-- Problem description --
Report every line from the material that contains the word "with".

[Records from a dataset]

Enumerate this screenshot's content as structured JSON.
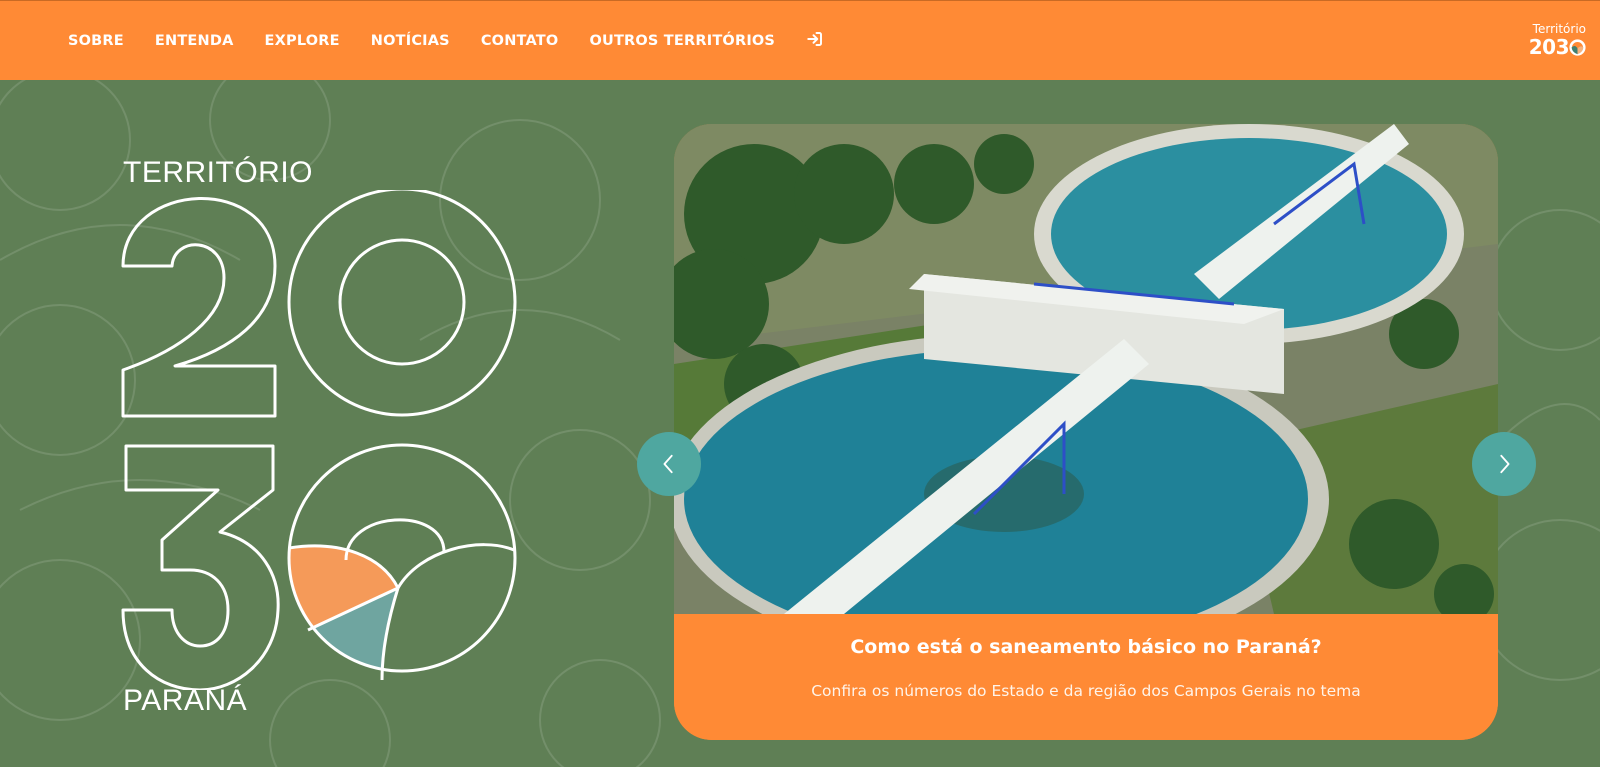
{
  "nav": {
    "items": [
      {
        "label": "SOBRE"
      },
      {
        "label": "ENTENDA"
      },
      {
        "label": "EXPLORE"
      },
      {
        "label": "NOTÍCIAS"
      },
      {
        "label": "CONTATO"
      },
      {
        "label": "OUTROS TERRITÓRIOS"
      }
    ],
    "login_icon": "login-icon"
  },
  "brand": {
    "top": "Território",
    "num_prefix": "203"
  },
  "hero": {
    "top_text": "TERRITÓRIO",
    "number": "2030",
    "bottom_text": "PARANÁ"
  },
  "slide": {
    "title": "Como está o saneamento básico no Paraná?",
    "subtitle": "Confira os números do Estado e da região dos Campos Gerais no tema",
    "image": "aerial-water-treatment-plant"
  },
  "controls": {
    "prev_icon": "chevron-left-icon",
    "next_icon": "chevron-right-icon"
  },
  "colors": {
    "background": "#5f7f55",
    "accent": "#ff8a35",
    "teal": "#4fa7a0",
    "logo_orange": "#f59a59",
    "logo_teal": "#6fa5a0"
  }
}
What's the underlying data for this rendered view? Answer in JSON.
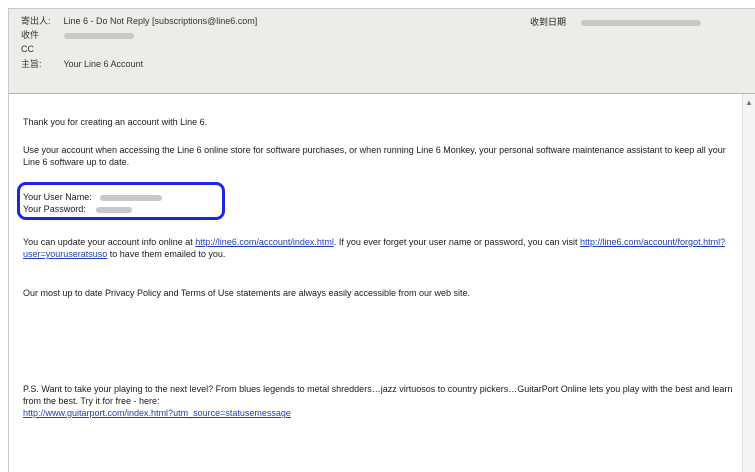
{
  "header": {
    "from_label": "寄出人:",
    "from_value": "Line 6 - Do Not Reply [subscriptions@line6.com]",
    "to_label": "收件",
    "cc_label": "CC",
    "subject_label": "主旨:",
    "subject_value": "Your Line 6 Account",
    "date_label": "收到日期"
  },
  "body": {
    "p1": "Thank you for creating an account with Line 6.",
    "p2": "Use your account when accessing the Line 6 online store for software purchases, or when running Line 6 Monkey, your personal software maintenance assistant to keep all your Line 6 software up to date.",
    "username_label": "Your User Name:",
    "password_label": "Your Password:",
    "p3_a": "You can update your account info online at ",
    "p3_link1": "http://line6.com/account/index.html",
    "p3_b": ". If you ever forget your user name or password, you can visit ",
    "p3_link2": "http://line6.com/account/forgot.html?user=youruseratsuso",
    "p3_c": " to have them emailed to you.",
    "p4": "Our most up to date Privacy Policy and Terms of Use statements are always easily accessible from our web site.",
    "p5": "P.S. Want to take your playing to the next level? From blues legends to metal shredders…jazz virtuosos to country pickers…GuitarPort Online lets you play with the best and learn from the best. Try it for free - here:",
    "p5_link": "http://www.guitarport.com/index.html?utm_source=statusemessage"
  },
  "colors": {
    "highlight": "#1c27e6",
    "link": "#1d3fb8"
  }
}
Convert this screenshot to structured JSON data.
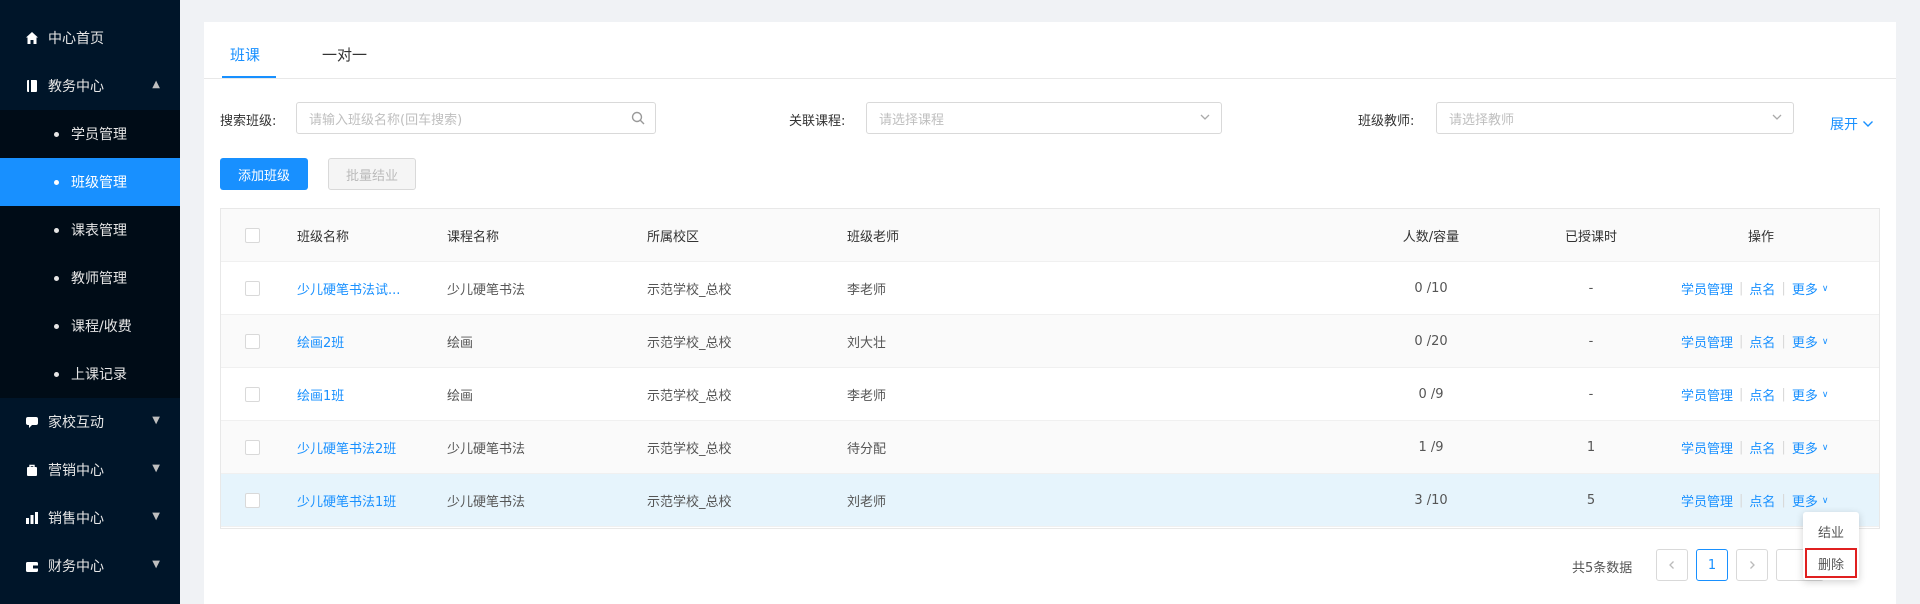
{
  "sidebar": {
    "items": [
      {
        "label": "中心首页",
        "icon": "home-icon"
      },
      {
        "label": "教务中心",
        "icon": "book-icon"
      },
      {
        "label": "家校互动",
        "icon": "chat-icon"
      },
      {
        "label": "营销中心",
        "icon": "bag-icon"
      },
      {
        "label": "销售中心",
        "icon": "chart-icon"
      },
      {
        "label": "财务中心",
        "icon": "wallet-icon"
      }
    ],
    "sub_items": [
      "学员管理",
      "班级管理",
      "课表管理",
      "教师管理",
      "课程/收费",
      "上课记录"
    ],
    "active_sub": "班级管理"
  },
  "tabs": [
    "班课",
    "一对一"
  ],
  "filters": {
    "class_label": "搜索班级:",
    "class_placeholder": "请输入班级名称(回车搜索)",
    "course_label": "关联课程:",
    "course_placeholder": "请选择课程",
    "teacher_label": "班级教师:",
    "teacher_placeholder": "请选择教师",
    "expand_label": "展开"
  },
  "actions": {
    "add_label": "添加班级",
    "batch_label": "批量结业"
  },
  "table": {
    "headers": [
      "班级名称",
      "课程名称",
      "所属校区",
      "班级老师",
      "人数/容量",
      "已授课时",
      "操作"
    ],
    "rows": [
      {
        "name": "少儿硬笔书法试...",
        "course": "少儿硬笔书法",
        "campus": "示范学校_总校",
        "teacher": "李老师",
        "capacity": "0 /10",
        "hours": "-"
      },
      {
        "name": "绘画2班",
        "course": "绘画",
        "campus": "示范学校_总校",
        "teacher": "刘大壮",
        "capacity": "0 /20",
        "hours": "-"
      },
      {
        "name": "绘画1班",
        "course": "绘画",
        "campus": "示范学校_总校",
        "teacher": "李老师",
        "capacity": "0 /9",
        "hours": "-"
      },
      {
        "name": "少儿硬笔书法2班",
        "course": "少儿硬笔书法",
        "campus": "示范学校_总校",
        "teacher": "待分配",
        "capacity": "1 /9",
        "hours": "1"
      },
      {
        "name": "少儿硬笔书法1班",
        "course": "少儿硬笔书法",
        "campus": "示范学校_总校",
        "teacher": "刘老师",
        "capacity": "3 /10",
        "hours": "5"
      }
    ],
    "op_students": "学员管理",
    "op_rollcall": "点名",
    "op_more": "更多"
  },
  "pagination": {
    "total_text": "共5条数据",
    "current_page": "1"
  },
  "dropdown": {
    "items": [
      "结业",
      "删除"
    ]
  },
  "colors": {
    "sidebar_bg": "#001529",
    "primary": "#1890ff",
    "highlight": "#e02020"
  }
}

-- Output of the exercise --
    "p1": "Thank you for creating an account with Line 6.",
    "p5": "P.S. Want to take your playing to the next level? From blues legends to metal shredders…jazz virtuosos to country pickers…GuitarPort Online lets you play with the best and learn from the best. Try it for free - here:",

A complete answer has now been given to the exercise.